What is needed
Narrow the data below down to the lines containing "StingrayDCCLinkSendMtl".

[Stored rows start]

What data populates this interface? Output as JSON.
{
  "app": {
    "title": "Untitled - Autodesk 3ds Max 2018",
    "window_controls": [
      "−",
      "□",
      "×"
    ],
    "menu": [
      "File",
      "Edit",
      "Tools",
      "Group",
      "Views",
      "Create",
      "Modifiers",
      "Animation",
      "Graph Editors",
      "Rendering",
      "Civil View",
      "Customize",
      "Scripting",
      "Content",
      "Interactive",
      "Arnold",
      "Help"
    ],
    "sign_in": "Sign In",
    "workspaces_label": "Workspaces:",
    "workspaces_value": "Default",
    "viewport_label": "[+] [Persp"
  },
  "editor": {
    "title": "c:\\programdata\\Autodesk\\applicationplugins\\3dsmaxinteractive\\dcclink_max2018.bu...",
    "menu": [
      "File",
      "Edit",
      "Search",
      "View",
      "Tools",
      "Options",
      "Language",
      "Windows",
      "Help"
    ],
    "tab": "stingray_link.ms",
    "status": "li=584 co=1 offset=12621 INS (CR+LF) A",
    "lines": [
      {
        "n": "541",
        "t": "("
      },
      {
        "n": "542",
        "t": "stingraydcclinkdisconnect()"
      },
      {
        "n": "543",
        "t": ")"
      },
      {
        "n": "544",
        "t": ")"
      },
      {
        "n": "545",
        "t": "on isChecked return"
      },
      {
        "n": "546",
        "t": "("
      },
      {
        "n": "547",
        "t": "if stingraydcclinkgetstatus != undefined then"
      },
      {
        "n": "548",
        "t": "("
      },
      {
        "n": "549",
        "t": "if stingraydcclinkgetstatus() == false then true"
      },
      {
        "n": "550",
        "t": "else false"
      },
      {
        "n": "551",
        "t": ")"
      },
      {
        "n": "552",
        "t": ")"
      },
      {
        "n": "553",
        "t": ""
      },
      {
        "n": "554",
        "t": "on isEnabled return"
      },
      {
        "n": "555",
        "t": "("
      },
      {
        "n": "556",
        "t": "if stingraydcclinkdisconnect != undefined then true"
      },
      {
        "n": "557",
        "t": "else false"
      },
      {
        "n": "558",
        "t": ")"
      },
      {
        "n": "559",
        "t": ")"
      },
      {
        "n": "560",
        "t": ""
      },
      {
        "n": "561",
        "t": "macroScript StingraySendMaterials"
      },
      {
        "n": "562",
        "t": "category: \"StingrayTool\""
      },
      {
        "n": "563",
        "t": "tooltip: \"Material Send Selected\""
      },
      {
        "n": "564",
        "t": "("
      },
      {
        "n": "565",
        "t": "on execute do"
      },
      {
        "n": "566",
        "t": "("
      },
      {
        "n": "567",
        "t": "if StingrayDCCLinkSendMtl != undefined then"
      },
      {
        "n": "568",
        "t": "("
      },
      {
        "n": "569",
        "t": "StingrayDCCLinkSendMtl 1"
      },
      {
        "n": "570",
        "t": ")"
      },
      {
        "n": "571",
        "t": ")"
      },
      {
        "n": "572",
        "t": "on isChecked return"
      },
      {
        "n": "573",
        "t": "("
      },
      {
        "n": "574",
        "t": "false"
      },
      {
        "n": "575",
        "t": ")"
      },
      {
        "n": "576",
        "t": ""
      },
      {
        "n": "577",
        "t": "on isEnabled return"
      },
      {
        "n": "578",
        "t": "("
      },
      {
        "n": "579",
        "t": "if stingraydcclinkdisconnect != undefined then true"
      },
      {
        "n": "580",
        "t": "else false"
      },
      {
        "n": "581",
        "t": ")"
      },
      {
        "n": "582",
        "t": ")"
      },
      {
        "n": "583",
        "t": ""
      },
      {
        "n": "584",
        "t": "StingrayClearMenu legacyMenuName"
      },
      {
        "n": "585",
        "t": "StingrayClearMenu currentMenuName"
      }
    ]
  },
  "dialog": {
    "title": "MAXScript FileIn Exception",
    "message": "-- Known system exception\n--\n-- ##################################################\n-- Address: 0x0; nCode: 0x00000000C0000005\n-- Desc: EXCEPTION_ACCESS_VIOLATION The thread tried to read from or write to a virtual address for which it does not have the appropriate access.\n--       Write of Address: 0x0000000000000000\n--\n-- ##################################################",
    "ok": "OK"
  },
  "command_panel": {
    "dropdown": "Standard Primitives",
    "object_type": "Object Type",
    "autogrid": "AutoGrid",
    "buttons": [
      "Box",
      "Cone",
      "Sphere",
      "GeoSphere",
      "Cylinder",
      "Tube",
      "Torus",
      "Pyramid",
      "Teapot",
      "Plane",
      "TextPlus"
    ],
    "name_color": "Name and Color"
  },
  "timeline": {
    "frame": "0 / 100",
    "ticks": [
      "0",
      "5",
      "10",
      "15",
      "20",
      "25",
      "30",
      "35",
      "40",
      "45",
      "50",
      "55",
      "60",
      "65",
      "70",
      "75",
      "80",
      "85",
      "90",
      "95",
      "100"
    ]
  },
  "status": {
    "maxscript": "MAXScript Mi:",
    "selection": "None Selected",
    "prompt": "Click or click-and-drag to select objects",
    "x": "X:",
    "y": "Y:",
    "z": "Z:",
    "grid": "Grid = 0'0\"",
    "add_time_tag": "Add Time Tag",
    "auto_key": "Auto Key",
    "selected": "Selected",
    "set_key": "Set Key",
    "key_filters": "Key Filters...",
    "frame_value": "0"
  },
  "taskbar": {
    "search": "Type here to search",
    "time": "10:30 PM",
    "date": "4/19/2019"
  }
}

[Stored rows end]

Solution
        "t": "if StingrayDCCLinkSendMtl != undefined then"
        "t": "StingrayDCCLinkSendMtl 1"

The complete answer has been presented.